------ MATERIAL FOR THIS EXERCISE

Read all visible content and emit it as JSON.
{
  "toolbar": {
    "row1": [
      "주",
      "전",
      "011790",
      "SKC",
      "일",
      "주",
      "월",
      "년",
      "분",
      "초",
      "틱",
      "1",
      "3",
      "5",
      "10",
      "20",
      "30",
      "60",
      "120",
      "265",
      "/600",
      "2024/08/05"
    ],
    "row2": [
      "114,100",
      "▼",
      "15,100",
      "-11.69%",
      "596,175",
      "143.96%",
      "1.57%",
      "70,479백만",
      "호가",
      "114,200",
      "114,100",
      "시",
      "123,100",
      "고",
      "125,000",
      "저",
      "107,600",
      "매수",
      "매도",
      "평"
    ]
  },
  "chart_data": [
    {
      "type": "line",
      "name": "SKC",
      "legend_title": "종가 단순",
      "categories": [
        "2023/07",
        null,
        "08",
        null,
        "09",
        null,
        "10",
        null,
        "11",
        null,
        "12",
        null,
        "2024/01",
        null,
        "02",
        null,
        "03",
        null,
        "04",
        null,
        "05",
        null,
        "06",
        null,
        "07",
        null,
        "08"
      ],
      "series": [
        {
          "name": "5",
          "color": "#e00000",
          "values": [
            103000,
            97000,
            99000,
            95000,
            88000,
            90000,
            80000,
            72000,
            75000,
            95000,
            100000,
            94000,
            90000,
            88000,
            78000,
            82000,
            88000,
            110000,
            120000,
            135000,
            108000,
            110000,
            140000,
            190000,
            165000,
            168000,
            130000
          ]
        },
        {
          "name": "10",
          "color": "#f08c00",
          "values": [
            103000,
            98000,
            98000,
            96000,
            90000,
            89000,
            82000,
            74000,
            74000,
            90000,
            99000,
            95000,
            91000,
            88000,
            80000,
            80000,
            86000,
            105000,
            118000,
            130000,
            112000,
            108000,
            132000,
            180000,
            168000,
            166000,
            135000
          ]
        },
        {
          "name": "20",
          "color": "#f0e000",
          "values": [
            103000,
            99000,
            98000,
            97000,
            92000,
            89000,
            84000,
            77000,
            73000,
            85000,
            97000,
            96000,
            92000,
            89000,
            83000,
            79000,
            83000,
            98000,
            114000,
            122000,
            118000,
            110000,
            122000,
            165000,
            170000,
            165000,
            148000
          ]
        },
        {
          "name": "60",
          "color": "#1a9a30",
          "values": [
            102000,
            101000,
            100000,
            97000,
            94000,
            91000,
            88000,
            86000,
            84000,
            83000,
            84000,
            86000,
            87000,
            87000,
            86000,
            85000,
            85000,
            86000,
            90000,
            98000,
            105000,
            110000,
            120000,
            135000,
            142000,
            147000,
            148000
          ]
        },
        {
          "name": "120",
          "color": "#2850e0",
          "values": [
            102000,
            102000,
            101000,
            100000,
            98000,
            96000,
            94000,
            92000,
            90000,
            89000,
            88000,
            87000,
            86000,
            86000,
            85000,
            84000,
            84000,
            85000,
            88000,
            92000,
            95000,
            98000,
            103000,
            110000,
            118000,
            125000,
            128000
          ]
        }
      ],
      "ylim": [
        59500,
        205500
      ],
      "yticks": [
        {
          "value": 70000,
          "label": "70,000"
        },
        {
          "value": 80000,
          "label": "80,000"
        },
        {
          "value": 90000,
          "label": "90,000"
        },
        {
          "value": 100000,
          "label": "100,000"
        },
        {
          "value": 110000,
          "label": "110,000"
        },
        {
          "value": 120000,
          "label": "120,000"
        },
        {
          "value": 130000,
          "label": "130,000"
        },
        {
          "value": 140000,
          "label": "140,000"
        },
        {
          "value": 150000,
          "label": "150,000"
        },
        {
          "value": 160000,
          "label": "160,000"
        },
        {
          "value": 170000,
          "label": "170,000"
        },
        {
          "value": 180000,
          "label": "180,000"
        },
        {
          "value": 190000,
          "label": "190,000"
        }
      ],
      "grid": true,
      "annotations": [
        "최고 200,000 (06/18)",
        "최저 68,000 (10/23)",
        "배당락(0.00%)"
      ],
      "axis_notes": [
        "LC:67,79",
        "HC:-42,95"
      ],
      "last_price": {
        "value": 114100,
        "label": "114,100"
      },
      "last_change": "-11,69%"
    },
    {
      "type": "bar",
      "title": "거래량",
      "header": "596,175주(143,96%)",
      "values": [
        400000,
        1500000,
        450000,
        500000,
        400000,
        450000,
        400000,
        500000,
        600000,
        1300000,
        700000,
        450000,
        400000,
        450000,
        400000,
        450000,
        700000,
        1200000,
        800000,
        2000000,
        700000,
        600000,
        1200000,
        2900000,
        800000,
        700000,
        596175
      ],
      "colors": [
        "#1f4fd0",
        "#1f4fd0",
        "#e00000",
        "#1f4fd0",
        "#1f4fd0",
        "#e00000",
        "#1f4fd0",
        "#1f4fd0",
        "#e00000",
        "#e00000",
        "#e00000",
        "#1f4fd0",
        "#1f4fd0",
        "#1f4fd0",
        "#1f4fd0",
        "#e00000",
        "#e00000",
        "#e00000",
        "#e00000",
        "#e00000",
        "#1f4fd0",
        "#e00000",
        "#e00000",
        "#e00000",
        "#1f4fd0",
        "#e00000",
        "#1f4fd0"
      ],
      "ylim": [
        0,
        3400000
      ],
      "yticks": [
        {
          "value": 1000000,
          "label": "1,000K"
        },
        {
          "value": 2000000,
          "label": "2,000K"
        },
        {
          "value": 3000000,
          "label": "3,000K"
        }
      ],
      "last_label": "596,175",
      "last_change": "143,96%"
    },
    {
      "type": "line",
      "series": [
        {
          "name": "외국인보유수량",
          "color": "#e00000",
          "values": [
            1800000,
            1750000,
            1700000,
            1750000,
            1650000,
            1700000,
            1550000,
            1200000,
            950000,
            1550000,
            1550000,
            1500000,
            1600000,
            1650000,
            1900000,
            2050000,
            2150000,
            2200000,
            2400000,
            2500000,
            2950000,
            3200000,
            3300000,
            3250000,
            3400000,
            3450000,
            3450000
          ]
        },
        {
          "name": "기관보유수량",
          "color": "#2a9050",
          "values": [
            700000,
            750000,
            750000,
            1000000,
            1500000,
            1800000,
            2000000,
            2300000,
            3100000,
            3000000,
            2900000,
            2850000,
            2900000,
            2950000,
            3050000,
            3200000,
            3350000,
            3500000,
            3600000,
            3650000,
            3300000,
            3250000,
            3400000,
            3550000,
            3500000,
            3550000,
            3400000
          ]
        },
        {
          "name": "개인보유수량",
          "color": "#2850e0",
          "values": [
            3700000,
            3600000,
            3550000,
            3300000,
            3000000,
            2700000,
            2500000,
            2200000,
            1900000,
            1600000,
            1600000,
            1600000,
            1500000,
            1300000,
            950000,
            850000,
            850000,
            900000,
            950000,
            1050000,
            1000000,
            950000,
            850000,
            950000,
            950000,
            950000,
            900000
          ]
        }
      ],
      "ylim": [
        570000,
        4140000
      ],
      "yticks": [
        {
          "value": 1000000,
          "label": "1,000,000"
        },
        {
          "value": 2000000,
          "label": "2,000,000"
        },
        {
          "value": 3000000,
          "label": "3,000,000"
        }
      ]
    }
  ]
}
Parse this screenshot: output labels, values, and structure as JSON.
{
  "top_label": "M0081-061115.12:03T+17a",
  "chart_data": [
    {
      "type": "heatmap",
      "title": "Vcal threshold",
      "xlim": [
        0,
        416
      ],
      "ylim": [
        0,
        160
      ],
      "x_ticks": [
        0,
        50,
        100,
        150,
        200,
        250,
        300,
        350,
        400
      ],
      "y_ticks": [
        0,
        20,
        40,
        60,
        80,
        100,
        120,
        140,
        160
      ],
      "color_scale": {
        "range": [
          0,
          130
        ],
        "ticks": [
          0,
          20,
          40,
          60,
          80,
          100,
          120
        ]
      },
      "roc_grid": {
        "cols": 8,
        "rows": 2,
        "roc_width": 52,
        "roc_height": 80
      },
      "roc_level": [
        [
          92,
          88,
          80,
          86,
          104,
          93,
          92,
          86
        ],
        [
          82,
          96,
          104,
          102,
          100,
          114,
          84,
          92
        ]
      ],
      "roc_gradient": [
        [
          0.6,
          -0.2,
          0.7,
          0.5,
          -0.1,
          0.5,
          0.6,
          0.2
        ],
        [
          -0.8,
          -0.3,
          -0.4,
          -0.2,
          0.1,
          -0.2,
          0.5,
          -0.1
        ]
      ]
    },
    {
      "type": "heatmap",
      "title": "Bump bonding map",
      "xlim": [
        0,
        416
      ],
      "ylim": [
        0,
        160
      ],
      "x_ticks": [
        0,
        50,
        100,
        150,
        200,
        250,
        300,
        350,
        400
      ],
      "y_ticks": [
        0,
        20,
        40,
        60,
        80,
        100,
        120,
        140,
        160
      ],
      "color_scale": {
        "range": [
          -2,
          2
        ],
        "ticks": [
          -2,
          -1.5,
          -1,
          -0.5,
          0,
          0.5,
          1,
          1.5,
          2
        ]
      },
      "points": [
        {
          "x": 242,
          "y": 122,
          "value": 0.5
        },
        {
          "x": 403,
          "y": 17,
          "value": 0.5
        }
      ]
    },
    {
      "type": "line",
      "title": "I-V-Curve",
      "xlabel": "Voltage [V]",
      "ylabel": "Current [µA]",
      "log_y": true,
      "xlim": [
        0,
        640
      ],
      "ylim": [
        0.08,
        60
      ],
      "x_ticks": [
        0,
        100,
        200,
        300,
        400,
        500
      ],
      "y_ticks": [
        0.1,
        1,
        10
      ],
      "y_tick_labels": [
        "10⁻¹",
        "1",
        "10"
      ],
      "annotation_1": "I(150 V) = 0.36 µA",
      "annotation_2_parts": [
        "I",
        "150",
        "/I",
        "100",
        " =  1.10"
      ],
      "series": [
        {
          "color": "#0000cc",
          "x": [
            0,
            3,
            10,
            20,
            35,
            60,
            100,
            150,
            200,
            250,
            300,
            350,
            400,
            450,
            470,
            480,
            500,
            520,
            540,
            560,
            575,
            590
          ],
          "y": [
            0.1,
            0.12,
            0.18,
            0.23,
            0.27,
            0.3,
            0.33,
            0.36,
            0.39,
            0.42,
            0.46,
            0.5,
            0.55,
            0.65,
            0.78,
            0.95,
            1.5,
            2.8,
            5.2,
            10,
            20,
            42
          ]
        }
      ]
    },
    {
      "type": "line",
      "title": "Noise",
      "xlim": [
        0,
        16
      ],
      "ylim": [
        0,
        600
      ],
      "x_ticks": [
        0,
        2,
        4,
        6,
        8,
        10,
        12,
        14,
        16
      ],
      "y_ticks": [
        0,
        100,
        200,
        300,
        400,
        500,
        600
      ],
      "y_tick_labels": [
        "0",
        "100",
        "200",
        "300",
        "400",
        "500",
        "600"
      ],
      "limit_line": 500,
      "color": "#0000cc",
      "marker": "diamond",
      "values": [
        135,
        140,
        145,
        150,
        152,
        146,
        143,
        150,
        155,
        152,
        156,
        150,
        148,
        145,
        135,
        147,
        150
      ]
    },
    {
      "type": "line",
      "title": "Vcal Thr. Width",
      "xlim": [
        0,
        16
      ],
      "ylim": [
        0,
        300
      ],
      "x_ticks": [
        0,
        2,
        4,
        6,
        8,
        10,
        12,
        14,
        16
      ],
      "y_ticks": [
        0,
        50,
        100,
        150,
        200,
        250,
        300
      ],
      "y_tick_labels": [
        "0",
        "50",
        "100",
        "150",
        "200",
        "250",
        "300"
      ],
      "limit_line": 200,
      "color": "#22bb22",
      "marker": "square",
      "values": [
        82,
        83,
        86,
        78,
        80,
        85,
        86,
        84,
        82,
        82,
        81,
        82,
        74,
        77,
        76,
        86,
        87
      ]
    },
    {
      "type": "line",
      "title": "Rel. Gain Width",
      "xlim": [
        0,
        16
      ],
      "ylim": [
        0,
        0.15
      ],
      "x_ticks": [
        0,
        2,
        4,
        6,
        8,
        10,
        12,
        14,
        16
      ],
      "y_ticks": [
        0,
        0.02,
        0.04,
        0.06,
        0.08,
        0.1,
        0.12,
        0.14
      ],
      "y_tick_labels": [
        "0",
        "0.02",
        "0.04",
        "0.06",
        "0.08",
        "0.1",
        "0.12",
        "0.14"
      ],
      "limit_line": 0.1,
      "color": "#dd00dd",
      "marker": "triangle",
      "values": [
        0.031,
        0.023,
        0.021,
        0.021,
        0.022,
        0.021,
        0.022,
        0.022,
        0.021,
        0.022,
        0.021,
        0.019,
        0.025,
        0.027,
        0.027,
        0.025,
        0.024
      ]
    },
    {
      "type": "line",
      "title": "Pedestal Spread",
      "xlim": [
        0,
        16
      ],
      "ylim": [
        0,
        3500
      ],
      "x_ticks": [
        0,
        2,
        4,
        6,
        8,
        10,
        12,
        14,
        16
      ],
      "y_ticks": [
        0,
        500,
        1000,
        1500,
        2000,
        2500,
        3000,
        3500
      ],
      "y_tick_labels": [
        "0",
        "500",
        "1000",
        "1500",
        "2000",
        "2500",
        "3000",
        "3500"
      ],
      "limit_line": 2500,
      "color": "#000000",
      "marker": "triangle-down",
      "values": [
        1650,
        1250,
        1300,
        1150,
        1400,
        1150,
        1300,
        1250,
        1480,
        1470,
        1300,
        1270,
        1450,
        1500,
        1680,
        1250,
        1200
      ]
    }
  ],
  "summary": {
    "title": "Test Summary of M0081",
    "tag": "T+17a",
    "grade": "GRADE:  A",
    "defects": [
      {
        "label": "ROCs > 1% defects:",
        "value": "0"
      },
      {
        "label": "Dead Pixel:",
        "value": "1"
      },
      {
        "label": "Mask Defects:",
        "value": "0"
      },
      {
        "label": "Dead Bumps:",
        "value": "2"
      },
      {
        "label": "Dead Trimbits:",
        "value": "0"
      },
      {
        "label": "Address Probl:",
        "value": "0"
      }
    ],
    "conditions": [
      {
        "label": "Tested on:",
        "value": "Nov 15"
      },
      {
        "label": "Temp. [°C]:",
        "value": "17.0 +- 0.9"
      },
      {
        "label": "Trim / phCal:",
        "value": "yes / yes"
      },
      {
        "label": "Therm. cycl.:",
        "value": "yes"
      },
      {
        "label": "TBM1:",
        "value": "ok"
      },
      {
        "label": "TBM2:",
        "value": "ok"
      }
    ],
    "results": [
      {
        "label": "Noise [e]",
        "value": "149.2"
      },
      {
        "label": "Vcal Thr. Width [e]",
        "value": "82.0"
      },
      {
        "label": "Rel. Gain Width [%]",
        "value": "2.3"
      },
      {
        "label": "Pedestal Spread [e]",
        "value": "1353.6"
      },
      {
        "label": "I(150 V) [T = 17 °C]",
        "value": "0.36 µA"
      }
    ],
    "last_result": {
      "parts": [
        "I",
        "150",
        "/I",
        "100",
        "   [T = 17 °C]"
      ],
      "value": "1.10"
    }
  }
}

------------

§ **WHAT TO PRODUCE**
Copy all lines in the listing above where the string "Vcal" appears.

§ **OUTPUT**
      "title": "Vcal threshold",
      "title": "Vcal Thr. Width",
        "label": "Vcal Thr. Width [e]",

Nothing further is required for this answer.